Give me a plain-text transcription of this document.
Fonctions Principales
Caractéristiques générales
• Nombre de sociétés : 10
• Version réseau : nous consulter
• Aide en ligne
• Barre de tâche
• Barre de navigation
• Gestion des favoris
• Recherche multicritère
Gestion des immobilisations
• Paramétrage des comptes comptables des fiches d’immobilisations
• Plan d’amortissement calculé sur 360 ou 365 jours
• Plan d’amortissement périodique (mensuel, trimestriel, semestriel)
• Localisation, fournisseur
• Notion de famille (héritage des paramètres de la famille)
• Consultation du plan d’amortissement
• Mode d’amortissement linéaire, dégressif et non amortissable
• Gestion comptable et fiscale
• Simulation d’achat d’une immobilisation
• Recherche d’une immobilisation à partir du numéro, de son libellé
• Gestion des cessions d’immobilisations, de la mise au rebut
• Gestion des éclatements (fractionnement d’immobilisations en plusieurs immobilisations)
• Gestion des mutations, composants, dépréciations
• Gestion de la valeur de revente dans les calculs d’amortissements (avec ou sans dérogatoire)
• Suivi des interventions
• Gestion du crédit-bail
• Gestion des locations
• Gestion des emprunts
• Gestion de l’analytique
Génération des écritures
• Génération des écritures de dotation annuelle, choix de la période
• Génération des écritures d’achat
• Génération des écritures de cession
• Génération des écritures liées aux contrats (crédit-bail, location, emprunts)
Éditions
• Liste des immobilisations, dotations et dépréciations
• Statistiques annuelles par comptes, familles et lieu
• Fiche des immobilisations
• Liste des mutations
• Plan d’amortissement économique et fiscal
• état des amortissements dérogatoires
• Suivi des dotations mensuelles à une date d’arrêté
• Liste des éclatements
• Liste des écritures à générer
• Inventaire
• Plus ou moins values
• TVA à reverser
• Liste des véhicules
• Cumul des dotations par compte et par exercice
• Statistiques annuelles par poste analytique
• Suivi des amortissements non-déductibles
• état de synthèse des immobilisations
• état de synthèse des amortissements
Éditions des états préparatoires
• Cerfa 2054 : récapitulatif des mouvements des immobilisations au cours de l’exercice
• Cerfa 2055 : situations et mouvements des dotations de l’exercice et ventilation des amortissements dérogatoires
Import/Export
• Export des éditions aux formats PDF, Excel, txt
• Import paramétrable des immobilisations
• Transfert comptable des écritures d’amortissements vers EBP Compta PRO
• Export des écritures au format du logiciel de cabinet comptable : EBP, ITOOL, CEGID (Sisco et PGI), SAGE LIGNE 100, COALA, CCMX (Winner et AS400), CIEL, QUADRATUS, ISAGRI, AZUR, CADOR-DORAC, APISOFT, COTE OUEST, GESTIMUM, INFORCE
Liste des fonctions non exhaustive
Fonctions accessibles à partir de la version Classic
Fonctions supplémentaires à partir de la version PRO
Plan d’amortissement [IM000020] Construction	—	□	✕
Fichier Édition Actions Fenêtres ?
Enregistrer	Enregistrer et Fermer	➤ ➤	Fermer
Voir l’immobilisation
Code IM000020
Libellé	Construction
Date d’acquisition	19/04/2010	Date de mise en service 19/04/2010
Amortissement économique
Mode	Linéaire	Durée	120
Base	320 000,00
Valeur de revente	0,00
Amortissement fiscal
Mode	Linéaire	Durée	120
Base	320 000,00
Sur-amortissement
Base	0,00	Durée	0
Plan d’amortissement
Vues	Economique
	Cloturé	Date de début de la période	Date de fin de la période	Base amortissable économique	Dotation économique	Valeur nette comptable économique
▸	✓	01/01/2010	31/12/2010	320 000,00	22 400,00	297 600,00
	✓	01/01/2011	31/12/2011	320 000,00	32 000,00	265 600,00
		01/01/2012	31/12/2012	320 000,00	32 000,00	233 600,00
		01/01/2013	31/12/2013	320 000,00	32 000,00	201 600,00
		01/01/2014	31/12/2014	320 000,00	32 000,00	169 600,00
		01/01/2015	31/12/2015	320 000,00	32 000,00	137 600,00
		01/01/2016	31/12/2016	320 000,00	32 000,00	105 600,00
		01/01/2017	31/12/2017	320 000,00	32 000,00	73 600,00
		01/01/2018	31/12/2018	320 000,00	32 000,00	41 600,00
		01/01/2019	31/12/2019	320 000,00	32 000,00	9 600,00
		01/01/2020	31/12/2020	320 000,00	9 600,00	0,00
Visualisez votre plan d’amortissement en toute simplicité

*TASK PROMPT*:
Reproduce the listing in full. Keep it exactly as written.

*PROBLEM SOLUTION*:
Give me a plain-text transcription of this document.
Fonctions Principales
Caractéristiques générales
• Nombre de sociétés : 10
• Version réseau : nous consulter
• Aide en ligne
• Barre de tâche
• Barre de navigation
• Gestion des favoris
• Recherche multicritère
Gestion des immobilisations
• Paramétrage des comptes comptables des fiches d’immobilisations
• Plan d’amortissement calculé sur 360 ou 365 jours
• Plan d’amortissement périodique (mensuel, trimestriel, semestriel)
• Localisation, fournisseur
• Notion de famille (héritage des paramètres de la famille)
• Consultation du plan d’amortissement
• Mode d’amortissement linéaire, dégressif et non amortissable
• Gestion comptable et fiscale
• Simulation d’achat d’une immobilisation
• Recherche d’une immobilisation à partir du numéro, de son libellé
• Gestion des cessions d’immobilisations, de la mise au rebut
• Gestion des éclatements (fractionnement d’immobilisations en plusieurs immobilisations)
• Gestion des mutations, composants, dépréciations
• Gestion de la valeur de revente dans les calculs d’amortissements (avec ou sans dérogatoire)
• Suivi des interventions
• Gestion du crédit-bail
• Gestion des locations
• Gestion des emprunts
• Gestion de l’analytique
Génération des écritures
• Génération des écritures de dotation annuelle, choix de la période
• Génération des écritures d’achat
• Génération des écritures de cession
• Génération des écritures liées aux contrats (crédit-bail, location, emprunts)
Éditions
• Liste des immobilisations, dotations et dépréciations
• Statistiques annuelles par comptes, familles et lieu
• Fiche des immobilisations
• Liste des mutations
• Plan d’amortissement économique et fiscal
• état des amortissements dérogatoires
• Suivi des dotations mensuelles à une date d’arrêté
• Liste des éclatements
• Liste des écritures à générer
• Inventaire
• Plus ou moins values
• TVA à reverser
• Liste des véhicules
• Cumul des dotations par compte et par exercice
• Statistiques annuelles par poste analytique
• Suivi des amortissements non-déductibles
• état de synthèse des immobilisations
• état de synthèse des amortissements
Éditions des états préparatoires
• Cerfa 2054 : récapitulatif des mouvements des immobilisations au cours de l’exercice
• Cerfa 2055 : situations et mouvements des dotations de l’exercice et ventilation des amortissements dérogatoires
Import/Export
• Export des éditions aux formats PDF, Excel, txt
• Import paramétrable des immobilisations
• Transfert comptable des écritures d’amortissements vers EBP Compta PRO
• Export des écritures au format du logiciel de cabinet comptable : EBP, ITOOL, CEGID (Sisco et PGI), SAGE LIGNE 100, COALA, CCMX (Winner et AS400), CIEL, QUADRATUS, ISAGRI, AZUR, CADOR-DORAC, APISOFT, COTE OUEST, GESTIMUM, INFORCE
Liste des fonctions non exhaustive
Fonctions accessibles à partir de la version Classic
Fonctions supplémentaires à partir de la version PRO
Plan d’amortissement [IM000020] Construction	—	□	✕
Fichier Édition Actions Fenêtres ?
Enregistrer	Enregistrer et Fermer	➤ ➤	Fermer
Voir l’immobilisation
Code IM000020
Libellé	Construction
Date d’acquisition	19/04/2010	Date de mise en service 19/04/2010
Amortissement économique
Mode	Linéaire	Durée	120
Base	320 000,00
Valeur de revente	0,00
Amortissement fiscal
Mode	Linéaire	Durée	120
Base	320 000,00
Sur-amortissement
Base	0,00	Durée	0
Plan d’amortissement
Vues	Economique
	Cloturé	Date de début de la période	Date de fin de la période	Base amortissable économique	Dotation économique	Valeur nette comptable économique
▸	✓	01/01/2010	31/12/2010	320 000,00	22 400,00	297 600,00
	✓	01/01/2011	31/12/2011	320 000,00	32 000,00	265 600,00
		01/01/2012	31/12/2012	320 000,00	32 000,00	233 600,00
		01/01/2013	31/12/2013	320 000,00	32 000,00	201 600,00
		01/01/2014	31/12/2014	320 000,00	32 000,00	169 600,00
		01/01/2015	31/12/2015	320 000,00	32 000,00	137 600,00
		01/01/2016	31/12/2016	320 000,00	32 000,00	105 600,00
		01/01/2017	31/12/2017	320 000,00	32 000,00	73 600,00
		01/01/2018	31/12/2018	320 000,00	32 000,00	41 600,00
		01/01/2019	31/12/2019	320 000,00	32 000,00	9 600,00
		01/01/2020	31/12/2020	320 000,00	9 600,00	0,00
Visualisez votre plan d’amortissement en toute simplicité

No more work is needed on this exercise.